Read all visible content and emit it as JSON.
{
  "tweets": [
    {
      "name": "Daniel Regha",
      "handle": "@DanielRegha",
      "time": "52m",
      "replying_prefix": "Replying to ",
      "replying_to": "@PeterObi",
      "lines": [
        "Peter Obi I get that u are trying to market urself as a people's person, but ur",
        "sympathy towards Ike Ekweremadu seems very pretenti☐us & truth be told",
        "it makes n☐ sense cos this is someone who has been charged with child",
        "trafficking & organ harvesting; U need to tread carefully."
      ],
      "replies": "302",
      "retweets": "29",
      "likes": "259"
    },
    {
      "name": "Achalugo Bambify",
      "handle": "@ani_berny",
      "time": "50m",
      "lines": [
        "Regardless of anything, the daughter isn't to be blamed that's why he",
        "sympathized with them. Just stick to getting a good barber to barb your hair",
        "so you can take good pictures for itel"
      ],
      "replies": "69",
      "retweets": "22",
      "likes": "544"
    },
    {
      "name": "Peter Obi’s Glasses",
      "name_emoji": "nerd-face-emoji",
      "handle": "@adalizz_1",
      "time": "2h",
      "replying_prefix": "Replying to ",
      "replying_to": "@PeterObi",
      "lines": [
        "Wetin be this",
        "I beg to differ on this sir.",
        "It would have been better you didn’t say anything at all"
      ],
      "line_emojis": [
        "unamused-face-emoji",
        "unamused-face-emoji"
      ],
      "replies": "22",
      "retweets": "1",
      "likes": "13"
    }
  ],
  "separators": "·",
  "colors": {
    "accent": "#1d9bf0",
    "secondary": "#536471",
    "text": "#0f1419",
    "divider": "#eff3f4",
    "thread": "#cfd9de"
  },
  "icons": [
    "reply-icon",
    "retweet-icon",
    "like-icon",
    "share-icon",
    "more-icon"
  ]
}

--------------------------------------------------

* **GIVEN TASK**: Return every record above exactly as it appears.

* **SOLUTION TO THE PROBLEM**:
Read all visible content and emit it as JSON.
{
  "tweets": [
    {
      "name": "Daniel Regha",
      "handle": "@DanielRegha",
      "time": "52m",
      "replying_prefix": "Replying to ",
      "replying_to": "@PeterObi",
      "lines": [
        "Peter Obi I get that u are trying to market urself as a people's person, but ur",
        "sympathy towards Ike Ekweremadu seems very pretenti☐us & truth be told",
        "it makes n☐ sense cos this is someone who has been charged with child",
        "trafficking & organ harvesting; U need to tread carefully."
      ],
      "replies": "302",
      "retweets": "29",
      "likes": "259"
    },
    {
      "name": "Achalugo Bambify",
      "handle": "@ani_berny",
      "time": "50m",
      "lines": [
        "Regardless of anything, the daughter isn't to be blamed that's why he",
        "sympathized with them. Just stick to getting a good barber to barb your hair",
        "so you can take good pictures for itel"
      ],
      "replies": "69",
      "retweets": "22",
      "likes": "544"
    },
    {
      "name": "Peter Obi’s Glasses",
      "name_emoji": "nerd-face-emoji",
      "handle": "@adalizz_1",
      "time": "2h",
      "replying_prefix": "Replying to ",
      "replying_to": "@PeterObi",
      "lines": [
        "Wetin be this",
        "I beg to differ on this sir.",
        "It would have been better you didn’t say anything at all"
      ],
      "line_emojis": [
        "unamused-face-emoji",
        "unamused-face-emoji"
      ],
      "replies": "22",
      "retweets": "1",
      "likes": "13"
    }
  ],
  "separators": "·",
  "colors": {
    "accent": "#1d9bf0",
    "secondary": "#536471",
    "text": "#0f1419",
    "divider": "#eff3f4",
    "thread": "#cfd9de"
  },
  "icons": [
    "reply-icon",
    "retweet-icon",
    "like-icon",
    "share-icon",
    "more-icon"
  ]
}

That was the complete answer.